Document extract ->

Biomarkers Towards New Era of Therapeutics for Metastatic Renal Cell Carcinoma

Abstract

With the improved knowledge of molecular oncology and the introduction of targeted therapies as well as immunotherapies, there has been significant progress in the treatment of patients with metastatic renal cell carcinoma (mRCC). At present, treatment decisions are still made mainly based on clinical factors because no validated prognostic and predictive biomarkers for mRCC exist. Currently, inflammatory markers, genetic markers, and immune checkpoint molecules are candidate biomarkers for more personalized treatment of mRCC. RCC has been considered to be an inflammatory tumor and its underlying inflammatory mechanism would play some roles in forming resistance to systemic therapy. The von Hippel-Lindau (VHL) gene is inactivated by either mutation or methylation in over 80% of clear cell RCC (ccRCC). Thus, most, if not all, ccRCC may have deregulation of the VHL pathway. For some reason, VHL status is difficult to use as a prognostic marker. Polybromo 1 (PBRM1) is the second most frequently mutated gene in ccRCC and loss of function mutations in the PBRM1 gene have been shown to be associated with improved survival in patients with mRCC treated with systemic therapies. The expression of programmed death ligand 1 (PD-L1) on tumor cells in RCC seems to be associated with a higher tumor stage, a worse response to tyrosine kinase inhibitor (TKI) therapy, and a worse prognosis. Future challenges are required to develop and validate predictive biomarkers in order to establish a more personalized treatment for mRCC.

[Recorded data]
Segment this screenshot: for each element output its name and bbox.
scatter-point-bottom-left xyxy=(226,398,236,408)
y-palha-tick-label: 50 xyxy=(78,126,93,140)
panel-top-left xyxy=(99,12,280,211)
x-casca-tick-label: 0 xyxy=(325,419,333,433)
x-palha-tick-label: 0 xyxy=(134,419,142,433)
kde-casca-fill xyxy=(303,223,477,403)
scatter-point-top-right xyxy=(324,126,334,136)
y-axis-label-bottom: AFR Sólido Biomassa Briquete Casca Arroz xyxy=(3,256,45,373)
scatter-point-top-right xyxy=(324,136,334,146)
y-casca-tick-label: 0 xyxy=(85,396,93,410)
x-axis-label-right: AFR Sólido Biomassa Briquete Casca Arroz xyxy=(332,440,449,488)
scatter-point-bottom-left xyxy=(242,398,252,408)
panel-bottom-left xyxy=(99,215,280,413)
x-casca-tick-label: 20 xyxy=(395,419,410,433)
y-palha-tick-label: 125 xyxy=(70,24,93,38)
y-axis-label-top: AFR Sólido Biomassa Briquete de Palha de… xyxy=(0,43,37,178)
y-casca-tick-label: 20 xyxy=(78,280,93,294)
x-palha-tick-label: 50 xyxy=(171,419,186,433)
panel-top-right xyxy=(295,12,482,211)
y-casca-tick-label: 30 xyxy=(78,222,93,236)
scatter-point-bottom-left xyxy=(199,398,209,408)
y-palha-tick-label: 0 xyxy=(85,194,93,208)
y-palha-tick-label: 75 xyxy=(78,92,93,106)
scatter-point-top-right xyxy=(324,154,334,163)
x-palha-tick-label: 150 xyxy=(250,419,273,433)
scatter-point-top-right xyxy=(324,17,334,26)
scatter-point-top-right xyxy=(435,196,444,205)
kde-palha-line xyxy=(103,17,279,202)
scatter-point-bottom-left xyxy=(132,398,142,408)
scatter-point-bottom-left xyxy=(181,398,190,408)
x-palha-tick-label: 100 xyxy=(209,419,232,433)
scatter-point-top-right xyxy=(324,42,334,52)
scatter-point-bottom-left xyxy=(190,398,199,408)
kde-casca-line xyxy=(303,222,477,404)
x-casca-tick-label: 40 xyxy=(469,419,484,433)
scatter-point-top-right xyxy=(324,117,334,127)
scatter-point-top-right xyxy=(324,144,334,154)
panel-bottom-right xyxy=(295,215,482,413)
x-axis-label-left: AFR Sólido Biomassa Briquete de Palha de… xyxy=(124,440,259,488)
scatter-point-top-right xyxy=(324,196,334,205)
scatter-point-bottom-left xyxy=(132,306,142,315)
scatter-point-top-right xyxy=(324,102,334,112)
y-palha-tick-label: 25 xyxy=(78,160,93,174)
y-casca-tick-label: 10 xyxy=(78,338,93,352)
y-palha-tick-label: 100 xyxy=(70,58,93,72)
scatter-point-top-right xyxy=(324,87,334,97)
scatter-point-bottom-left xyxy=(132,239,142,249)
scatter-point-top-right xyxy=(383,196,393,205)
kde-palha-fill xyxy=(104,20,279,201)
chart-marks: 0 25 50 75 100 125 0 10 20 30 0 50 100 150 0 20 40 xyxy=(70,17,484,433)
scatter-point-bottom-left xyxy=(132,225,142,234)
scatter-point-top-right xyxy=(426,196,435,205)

Work instructions ->
Answer these questions using the abstract on biomarkers for metastatic renal cell carcinoma:
1. In what share of clear cell RCC is the von Hippel-Lindau gene inactivated by mutation or methylation?
2. Which gene is the second most frequently mutated in clear cell RCC?
3. What three things does PD-L1 expression on tumor cells in RCC seem to be associated with?

Written response ->
1. Over 80%.
2. Polybromo 1 (PBRM1).
3. A higher tumor stage, a worse response to tyrosine kinase inhibitor (TKI) therapy, and a worse prognosis.